> **Directions for this task**:
Below are the records; pull every line that includes "JSON".

(Figure dataset records)
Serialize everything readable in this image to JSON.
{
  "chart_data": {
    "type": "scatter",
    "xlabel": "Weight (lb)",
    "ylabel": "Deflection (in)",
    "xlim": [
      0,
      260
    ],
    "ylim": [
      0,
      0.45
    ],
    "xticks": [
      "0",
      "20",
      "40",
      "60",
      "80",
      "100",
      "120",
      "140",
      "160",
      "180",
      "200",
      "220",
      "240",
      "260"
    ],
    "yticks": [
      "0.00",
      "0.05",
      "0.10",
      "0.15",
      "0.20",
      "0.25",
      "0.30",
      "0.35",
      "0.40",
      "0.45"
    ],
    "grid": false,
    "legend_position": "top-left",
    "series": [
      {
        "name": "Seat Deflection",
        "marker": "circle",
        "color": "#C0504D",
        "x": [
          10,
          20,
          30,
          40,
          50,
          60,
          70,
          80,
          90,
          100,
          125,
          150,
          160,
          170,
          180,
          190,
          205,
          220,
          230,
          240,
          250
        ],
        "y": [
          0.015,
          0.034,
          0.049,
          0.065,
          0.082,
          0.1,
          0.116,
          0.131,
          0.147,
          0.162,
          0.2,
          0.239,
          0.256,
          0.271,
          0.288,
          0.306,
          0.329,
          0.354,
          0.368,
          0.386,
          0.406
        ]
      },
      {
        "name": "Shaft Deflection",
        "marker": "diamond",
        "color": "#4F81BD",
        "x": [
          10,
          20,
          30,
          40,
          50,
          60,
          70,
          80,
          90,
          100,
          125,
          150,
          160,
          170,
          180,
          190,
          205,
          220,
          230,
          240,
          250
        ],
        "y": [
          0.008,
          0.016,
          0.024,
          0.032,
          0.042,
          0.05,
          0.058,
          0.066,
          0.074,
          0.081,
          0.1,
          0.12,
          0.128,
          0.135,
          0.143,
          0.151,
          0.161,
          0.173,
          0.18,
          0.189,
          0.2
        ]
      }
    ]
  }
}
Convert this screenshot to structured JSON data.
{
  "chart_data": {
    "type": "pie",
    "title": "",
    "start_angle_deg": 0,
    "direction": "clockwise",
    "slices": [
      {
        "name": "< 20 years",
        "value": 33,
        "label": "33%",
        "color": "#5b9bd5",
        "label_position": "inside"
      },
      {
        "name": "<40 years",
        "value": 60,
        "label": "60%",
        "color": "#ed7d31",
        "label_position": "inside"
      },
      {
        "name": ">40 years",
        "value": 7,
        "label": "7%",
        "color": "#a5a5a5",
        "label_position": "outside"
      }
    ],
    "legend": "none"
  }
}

---

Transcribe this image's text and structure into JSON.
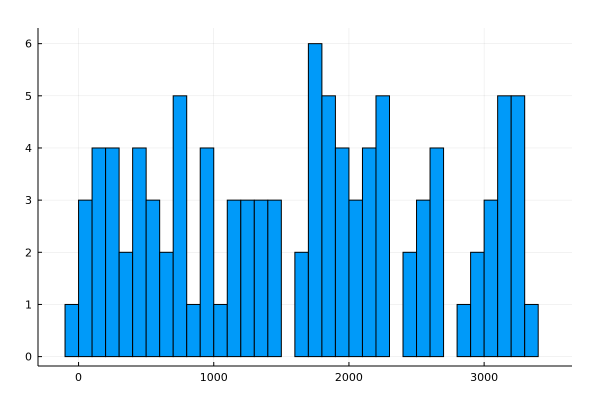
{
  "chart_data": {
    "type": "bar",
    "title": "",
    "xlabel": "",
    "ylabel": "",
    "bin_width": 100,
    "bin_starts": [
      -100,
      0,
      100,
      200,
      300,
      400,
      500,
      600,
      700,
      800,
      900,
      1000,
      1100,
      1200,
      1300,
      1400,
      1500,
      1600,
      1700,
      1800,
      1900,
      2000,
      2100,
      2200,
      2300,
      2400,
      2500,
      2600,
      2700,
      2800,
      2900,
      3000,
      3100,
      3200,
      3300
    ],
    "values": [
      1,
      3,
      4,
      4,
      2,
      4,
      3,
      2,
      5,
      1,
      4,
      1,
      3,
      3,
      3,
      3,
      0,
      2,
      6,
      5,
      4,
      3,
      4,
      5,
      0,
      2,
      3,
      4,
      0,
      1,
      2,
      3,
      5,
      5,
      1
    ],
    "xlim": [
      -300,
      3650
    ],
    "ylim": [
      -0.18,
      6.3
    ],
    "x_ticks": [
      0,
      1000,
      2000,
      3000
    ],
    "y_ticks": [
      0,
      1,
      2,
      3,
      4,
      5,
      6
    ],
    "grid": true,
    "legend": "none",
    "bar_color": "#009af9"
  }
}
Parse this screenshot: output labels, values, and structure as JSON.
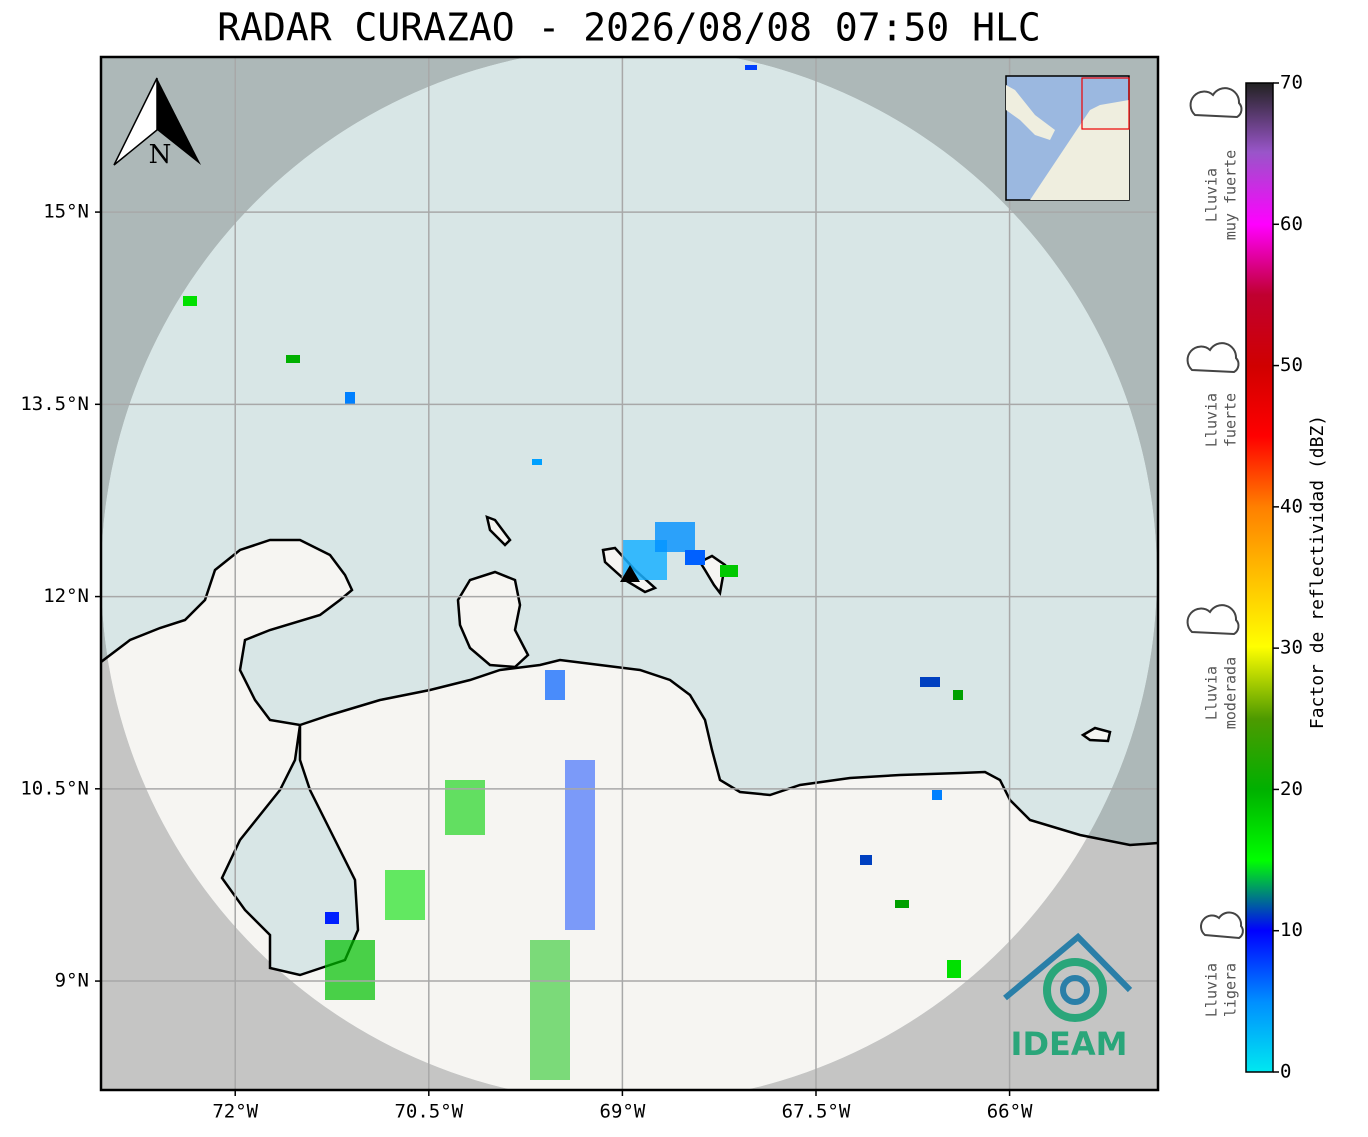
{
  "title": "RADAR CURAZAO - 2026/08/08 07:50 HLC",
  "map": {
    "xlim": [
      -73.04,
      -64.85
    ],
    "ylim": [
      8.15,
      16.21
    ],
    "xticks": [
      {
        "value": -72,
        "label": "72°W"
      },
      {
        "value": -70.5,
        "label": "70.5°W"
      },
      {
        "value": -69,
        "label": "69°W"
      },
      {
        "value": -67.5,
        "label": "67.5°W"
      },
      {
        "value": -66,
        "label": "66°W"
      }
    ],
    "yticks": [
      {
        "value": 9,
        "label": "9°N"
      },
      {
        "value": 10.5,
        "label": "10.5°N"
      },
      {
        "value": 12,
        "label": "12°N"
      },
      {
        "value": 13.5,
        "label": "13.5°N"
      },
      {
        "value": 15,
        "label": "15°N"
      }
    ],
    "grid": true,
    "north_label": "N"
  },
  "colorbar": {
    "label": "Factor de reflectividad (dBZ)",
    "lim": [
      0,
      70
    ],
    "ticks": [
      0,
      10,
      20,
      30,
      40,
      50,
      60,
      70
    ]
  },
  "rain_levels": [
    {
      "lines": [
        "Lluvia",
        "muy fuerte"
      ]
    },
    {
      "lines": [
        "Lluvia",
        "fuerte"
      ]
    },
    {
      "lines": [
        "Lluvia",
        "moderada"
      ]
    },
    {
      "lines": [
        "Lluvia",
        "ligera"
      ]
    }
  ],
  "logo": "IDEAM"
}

> **Output of the exercise**:
Serialize everything readable in this image to JSON.
Convert this screenshot to structured JSON data.
Transcribe this image's text and structure into JSON.
Parse this screenshot: output labels, values, and structure as JSON.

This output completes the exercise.